GOAL
Gather, from the listing beneath this task, every line holding the string "name".

::::

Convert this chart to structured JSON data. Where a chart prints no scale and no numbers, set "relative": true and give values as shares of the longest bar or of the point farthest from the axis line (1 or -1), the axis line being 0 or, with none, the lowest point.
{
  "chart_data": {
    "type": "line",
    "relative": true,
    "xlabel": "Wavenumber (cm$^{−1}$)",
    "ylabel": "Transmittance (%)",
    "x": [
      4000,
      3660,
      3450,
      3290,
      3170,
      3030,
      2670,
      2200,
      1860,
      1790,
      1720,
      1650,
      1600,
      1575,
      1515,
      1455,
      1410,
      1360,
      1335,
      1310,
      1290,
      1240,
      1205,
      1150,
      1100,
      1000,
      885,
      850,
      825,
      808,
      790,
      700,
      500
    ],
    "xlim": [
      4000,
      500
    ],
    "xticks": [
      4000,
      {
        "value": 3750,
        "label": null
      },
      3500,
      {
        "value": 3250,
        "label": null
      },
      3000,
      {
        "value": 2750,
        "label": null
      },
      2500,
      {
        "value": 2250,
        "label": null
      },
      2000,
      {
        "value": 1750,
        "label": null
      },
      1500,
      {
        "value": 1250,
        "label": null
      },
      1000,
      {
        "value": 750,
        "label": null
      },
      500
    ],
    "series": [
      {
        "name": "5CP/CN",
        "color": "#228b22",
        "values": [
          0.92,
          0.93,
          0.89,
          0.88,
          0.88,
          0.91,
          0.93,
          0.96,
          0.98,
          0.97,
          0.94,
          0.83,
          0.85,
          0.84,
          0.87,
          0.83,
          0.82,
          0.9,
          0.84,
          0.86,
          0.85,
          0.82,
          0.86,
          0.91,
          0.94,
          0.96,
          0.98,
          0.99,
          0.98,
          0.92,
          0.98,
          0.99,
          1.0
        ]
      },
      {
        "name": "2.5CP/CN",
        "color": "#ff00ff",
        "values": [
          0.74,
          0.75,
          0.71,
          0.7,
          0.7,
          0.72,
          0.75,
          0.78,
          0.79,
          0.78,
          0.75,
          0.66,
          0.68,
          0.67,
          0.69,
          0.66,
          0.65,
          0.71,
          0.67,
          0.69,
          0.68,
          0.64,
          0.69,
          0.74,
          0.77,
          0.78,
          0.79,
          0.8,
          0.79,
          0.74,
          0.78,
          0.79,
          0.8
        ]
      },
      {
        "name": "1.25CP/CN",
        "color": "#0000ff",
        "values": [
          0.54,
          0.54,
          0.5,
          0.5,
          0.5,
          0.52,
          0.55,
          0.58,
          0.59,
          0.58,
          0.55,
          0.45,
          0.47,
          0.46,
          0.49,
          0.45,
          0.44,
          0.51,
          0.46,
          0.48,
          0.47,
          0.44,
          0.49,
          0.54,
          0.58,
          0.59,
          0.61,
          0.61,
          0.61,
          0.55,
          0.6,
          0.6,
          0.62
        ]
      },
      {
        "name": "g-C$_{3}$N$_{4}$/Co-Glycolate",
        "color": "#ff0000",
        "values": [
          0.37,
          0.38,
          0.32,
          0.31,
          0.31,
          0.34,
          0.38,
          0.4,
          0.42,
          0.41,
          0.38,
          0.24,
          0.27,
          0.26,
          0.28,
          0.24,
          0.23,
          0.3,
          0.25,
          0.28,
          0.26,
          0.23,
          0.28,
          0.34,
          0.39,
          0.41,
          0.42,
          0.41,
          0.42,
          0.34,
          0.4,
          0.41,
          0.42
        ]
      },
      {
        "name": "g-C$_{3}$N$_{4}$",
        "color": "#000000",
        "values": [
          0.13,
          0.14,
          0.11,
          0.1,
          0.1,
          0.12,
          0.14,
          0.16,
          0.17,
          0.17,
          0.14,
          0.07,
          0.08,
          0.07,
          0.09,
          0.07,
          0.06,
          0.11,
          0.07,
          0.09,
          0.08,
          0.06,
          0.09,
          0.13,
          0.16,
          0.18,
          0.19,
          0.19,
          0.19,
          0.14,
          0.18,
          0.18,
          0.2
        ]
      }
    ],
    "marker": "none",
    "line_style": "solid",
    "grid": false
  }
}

::::

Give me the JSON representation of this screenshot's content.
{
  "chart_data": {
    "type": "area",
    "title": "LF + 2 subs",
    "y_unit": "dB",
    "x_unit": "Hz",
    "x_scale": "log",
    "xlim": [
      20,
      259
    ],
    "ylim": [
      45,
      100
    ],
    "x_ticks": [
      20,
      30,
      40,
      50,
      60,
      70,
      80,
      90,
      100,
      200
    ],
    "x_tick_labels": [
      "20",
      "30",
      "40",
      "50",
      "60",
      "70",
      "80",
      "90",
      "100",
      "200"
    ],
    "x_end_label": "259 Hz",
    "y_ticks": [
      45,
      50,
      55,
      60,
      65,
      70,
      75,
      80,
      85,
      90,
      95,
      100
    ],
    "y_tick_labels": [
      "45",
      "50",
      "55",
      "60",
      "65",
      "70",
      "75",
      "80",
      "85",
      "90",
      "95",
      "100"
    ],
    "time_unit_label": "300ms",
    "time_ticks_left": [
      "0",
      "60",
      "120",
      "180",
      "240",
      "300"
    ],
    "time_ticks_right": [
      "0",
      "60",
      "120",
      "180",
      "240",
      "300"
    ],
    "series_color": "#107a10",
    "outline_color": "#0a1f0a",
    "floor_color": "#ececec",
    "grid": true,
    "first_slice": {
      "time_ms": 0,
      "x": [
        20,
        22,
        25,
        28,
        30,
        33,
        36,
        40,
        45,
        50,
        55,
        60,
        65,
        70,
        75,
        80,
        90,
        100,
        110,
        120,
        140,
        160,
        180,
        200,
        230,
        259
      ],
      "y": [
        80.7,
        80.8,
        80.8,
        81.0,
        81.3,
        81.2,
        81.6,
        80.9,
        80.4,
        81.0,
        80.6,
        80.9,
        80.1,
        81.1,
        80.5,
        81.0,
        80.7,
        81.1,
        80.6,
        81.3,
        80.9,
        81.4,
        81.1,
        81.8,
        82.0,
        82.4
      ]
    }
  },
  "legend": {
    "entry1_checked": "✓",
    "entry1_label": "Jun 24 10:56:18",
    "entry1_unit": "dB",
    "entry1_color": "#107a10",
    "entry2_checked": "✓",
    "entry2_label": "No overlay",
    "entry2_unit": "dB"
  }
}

::::

CORRECT OUTPUT
        "name": "5CP/CN",
        "name": "2.5CP/CN",
        "name": "1.25CP/CN",
        "name": "g-C$_{3}$N$_{4}$/Co-Glycolate",
        "name": "g-C$_{3}$N$_{4}$",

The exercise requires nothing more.